_Exercise materials_:
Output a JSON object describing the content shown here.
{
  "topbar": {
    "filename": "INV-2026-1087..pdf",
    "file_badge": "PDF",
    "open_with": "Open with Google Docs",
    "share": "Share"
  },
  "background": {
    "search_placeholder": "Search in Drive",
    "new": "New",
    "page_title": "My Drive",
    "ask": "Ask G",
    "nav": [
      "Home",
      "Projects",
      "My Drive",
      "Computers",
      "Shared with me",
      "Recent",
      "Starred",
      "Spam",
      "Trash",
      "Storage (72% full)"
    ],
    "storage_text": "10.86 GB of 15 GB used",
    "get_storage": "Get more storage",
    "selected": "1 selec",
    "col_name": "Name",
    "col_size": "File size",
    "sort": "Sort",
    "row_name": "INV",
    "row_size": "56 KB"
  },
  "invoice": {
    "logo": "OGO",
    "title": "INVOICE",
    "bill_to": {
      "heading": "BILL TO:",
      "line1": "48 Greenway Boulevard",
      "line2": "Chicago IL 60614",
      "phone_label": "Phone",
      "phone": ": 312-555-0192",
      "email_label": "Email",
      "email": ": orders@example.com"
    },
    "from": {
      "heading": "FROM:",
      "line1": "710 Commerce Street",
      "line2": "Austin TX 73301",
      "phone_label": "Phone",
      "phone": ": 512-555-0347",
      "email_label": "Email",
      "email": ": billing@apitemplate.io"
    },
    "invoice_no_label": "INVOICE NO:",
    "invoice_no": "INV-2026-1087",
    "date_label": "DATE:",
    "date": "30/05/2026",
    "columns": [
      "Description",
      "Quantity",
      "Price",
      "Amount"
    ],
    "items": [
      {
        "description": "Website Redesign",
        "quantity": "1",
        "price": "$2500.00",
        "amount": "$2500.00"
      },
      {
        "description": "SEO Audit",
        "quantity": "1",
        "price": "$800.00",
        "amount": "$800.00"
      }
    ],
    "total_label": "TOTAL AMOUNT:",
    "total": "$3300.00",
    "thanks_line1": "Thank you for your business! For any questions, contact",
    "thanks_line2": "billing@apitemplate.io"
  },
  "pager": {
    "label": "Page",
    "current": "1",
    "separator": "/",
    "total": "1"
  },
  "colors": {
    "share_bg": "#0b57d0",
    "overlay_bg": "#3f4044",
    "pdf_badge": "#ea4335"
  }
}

_What is being asked_: Every record shown above should be written out again exactly.

_Final result_:
Output a JSON object describing the content shown here.
{
  "topbar": {
    "filename": "INV-2026-1087..pdf",
    "file_badge": "PDF",
    "open_with": "Open with Google Docs",
    "share": "Share"
  },
  "background": {
    "search_placeholder": "Search in Drive",
    "new": "New",
    "page_title": "My Drive",
    "ask": "Ask G",
    "nav": [
      "Home",
      "Projects",
      "My Drive",
      "Computers",
      "Shared with me",
      "Recent",
      "Starred",
      "Spam",
      "Trash",
      "Storage (72% full)"
    ],
    "storage_text": "10.86 GB of 15 GB used",
    "get_storage": "Get more storage",
    "selected": "1 selec",
    "col_name": "Name",
    "col_size": "File size",
    "sort": "Sort",
    "row_name": "INV",
    "row_size": "56 KB"
  },
  "invoice": {
    "logo": "OGO",
    "title": "INVOICE",
    "bill_to": {
      "heading": "BILL TO:",
      "line1": "48 Greenway Boulevard",
      "line2": "Chicago IL 60614",
      "phone_label": "Phone",
      "phone": ": 312-555-0192",
      "email_label": "Email",
      "email": ": orders@example.com"
    },
    "from": {
      "heading": "FROM:",
      "line1": "710 Commerce Street",
      "line2": "Austin TX 73301",
      "phone_label": "Phone",
      "phone": ": 512-555-0347",
      "email_label": "Email",
      "email": ": billing@apitemplate.io"
    },
    "invoice_no_label": "INVOICE NO:",
    "invoice_no": "INV-2026-1087",
    "date_label": "DATE:",
    "date": "30/05/2026",
    "columns": [
      "Description",
      "Quantity",
      "Price",
      "Amount"
    ],
    "items": [
      {
        "description": "Website Redesign",
        "quantity": "1",
        "price": "$2500.00",
        "amount": "$2500.00"
      },
      {
        "description": "SEO Audit",
        "quantity": "1",
        "price": "$800.00",
        "amount": "$800.00"
      }
    ],
    "total_label": "TOTAL AMOUNT:",
    "total": "$3300.00",
    "thanks_line1": "Thank you for your business! For any questions, contact",
    "thanks_line2": "billing@apitemplate.io"
  },
  "pager": {
    "label": "Page",
    "current": "1",
    "separator": "/",
    "total": "1"
  },
  "colors": {
    "share_bg": "#0b57d0",
    "overlay_bg": "#3f4044",
    "pdf_badge": "#ea4335"
  }
}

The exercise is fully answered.